> **Short exercise**
Extract the lines that carry the string "Mounted" from the listing.

____

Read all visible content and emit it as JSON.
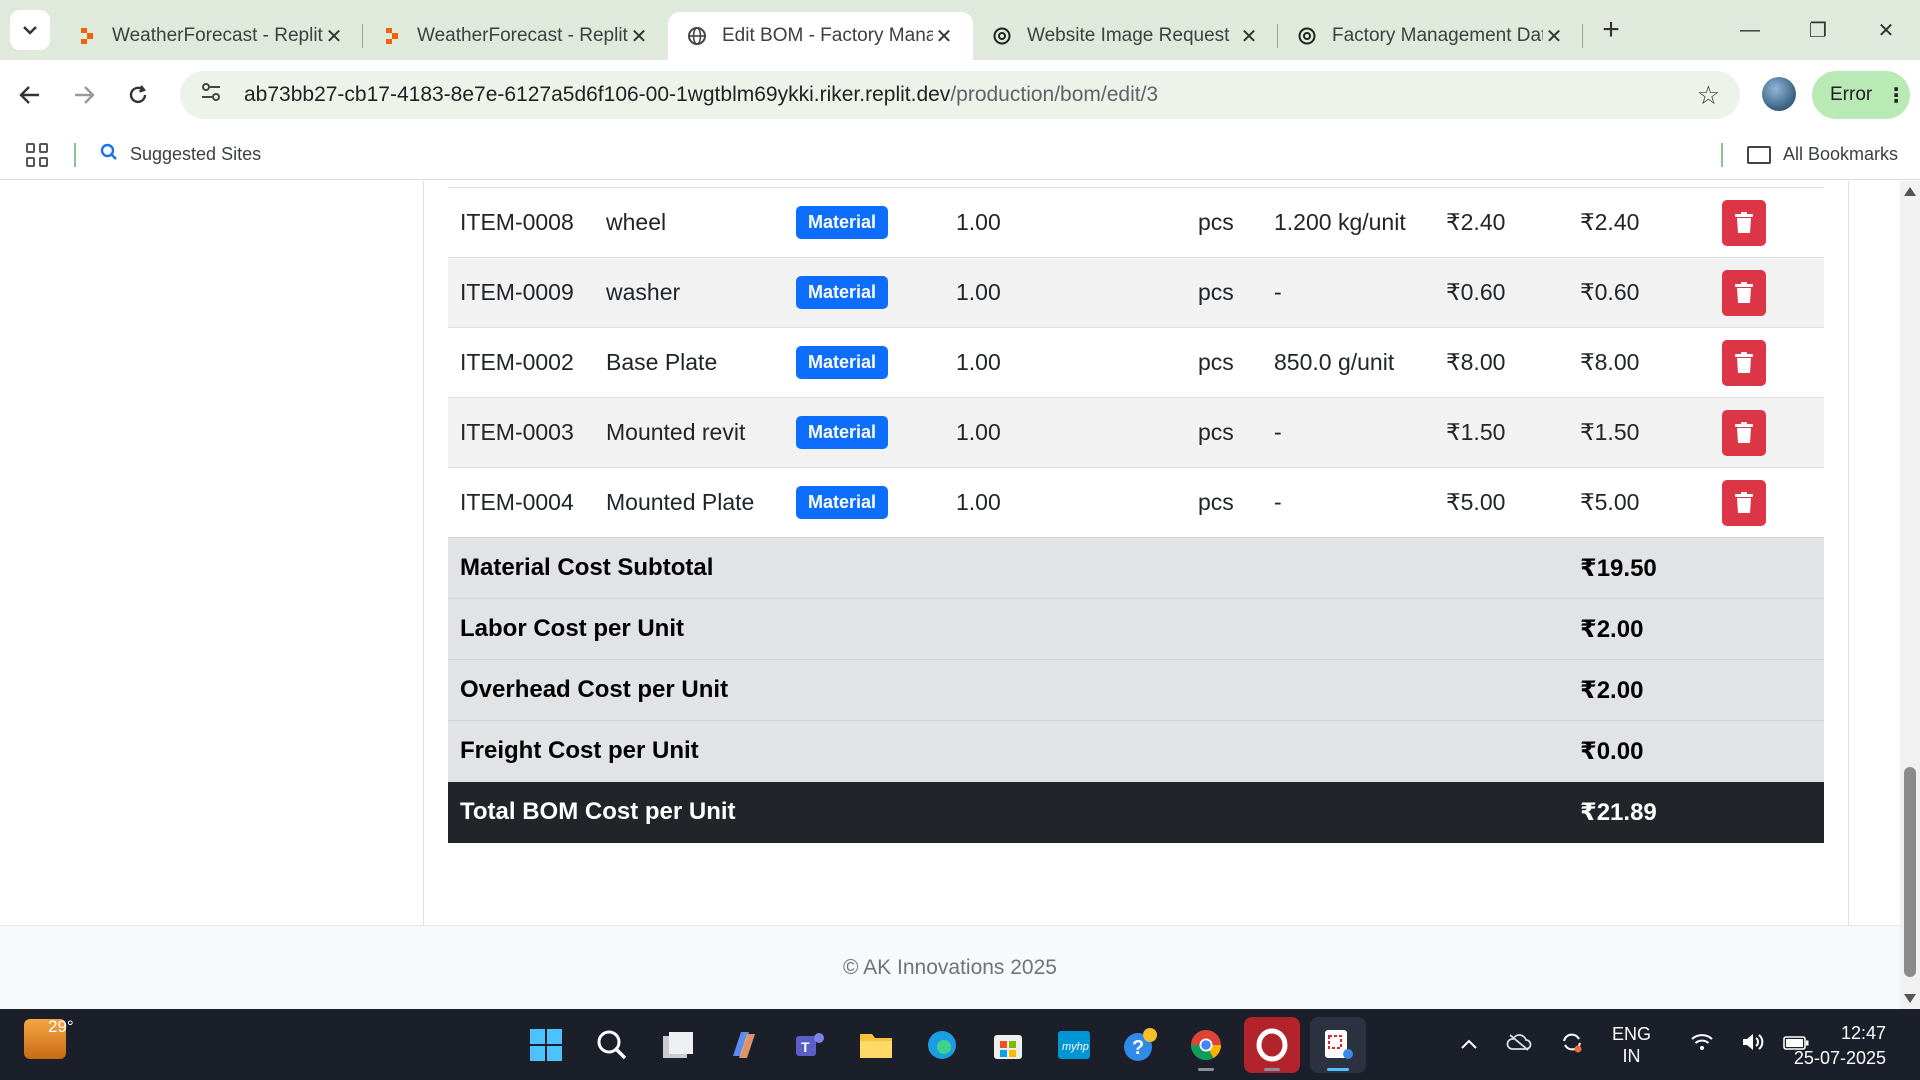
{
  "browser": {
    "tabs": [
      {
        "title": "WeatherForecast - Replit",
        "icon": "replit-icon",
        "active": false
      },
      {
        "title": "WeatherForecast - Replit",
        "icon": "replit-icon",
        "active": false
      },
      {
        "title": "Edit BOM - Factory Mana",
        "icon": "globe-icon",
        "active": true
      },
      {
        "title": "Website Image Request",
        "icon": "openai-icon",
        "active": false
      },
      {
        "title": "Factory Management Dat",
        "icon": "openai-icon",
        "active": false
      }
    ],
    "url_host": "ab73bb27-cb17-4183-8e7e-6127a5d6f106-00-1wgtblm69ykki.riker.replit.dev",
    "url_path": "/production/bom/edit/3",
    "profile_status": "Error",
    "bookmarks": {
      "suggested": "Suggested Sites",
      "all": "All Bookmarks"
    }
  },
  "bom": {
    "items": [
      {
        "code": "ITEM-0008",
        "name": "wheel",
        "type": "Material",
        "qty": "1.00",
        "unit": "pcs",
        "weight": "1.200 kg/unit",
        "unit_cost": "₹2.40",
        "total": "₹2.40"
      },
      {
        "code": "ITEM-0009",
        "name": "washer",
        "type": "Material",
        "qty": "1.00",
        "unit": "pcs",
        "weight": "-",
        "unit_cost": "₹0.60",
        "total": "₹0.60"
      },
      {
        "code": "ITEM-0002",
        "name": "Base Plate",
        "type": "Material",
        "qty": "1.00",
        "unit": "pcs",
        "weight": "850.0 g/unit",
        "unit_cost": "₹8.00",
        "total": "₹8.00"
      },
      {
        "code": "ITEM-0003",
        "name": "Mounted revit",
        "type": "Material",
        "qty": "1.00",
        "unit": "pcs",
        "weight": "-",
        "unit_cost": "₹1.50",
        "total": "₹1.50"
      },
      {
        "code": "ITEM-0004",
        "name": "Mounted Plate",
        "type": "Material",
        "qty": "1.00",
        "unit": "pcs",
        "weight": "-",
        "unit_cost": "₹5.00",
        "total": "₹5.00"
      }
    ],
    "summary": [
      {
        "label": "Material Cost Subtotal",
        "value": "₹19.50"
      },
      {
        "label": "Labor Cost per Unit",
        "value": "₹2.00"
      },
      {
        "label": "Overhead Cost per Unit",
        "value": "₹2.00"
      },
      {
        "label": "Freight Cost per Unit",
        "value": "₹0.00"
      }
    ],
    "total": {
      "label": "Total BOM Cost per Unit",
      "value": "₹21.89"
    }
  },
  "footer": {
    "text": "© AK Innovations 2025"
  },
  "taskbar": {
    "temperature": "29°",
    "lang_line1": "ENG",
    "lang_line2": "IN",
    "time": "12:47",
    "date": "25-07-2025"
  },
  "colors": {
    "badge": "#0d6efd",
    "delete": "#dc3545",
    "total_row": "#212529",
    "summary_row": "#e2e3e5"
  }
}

____

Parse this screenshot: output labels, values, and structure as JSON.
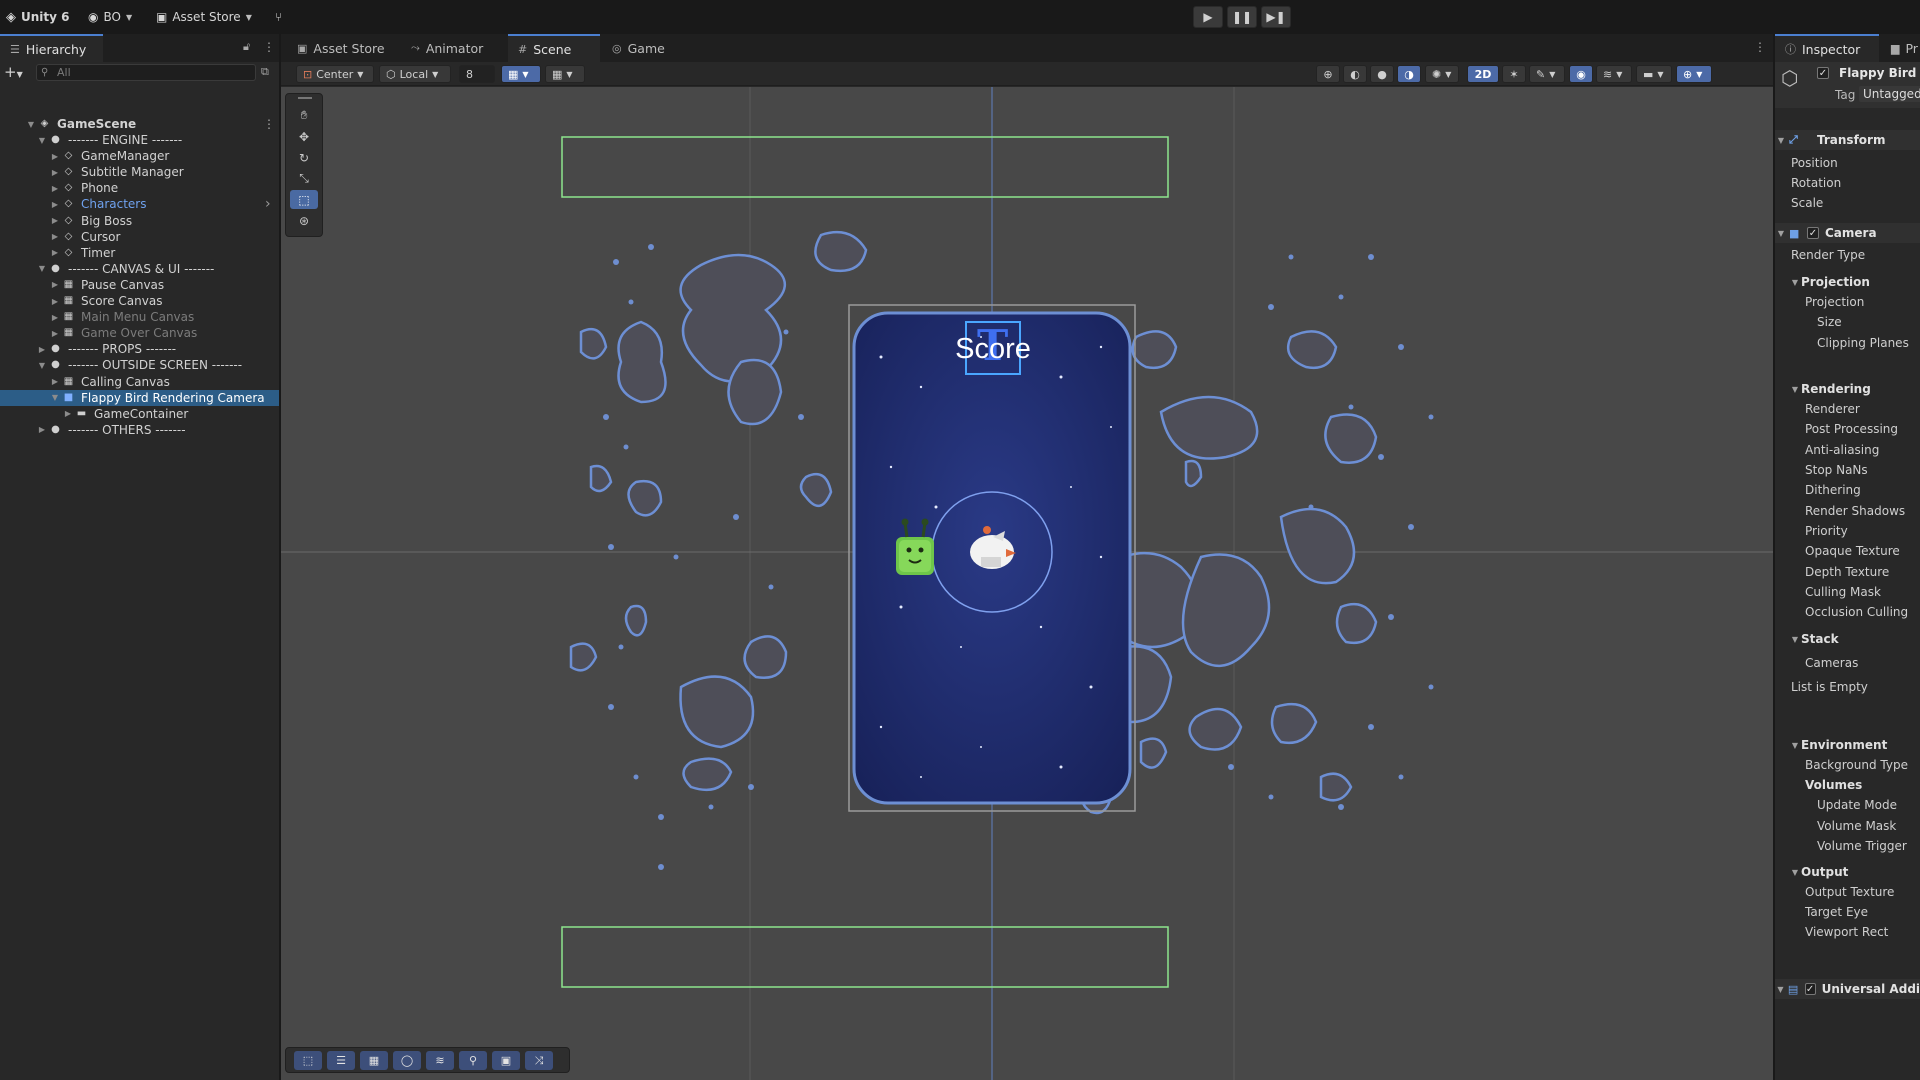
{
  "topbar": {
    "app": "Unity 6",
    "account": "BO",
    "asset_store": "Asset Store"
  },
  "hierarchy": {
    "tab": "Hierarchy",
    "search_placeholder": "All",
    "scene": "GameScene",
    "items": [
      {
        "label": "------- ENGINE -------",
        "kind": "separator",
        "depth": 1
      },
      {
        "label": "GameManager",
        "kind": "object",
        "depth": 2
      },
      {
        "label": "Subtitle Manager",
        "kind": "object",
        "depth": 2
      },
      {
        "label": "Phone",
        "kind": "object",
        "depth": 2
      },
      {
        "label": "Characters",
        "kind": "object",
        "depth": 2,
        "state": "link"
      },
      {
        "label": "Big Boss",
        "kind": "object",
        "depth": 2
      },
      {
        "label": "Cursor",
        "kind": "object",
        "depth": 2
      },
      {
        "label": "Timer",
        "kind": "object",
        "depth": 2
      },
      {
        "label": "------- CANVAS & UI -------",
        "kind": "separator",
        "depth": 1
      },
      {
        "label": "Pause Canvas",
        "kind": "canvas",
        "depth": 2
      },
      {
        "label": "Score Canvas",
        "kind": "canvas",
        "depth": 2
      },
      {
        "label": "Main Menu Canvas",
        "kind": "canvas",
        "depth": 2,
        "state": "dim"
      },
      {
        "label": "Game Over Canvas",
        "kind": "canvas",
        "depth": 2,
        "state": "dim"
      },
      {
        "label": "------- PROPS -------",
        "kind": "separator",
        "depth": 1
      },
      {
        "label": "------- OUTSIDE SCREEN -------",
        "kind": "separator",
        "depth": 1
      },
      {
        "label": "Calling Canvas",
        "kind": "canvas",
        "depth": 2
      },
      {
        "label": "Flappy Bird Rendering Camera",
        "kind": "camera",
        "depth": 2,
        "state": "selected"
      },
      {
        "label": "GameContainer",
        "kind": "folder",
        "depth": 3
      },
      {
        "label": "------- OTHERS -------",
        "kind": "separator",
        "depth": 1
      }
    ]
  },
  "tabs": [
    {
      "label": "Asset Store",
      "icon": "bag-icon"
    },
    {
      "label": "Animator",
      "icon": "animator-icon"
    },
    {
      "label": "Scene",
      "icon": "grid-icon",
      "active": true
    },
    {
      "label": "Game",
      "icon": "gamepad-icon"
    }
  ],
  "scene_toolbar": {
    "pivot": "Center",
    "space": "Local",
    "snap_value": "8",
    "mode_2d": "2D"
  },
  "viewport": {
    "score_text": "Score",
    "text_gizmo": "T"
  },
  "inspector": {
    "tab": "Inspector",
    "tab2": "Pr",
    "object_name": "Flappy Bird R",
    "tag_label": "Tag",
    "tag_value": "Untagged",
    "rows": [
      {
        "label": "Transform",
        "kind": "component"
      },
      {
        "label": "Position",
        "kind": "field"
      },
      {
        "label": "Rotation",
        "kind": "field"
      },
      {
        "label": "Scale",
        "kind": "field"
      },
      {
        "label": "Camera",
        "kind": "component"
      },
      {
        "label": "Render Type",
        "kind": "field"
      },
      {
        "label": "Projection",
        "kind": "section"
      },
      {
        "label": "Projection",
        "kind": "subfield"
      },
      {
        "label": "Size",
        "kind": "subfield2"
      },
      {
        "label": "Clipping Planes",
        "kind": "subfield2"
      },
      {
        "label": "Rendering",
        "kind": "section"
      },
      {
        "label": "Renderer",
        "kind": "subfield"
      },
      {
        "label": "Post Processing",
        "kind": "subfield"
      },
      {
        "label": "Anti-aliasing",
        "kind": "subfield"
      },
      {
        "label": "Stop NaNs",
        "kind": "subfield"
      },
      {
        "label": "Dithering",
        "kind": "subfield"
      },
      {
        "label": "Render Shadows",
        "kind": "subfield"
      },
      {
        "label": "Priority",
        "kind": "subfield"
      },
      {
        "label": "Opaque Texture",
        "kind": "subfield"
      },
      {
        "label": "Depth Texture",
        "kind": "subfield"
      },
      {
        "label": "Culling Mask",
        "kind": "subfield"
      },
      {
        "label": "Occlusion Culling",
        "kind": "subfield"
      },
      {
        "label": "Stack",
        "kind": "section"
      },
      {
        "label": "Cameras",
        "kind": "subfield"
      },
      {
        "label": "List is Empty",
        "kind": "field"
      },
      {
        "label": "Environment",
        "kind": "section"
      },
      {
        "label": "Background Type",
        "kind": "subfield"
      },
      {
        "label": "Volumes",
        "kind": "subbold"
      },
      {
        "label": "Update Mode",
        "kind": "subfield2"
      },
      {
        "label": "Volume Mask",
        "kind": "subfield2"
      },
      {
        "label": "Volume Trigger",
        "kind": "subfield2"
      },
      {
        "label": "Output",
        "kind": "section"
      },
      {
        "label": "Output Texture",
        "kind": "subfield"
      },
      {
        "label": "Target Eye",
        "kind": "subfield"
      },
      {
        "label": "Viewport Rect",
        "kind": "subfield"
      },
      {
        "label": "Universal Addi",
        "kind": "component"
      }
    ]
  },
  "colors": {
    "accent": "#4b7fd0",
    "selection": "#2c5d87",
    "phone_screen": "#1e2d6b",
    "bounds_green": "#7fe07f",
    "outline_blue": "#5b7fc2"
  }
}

____

> **Solved exercise**
        "name": "Mounted revit",
        "name": "Mounted Plate",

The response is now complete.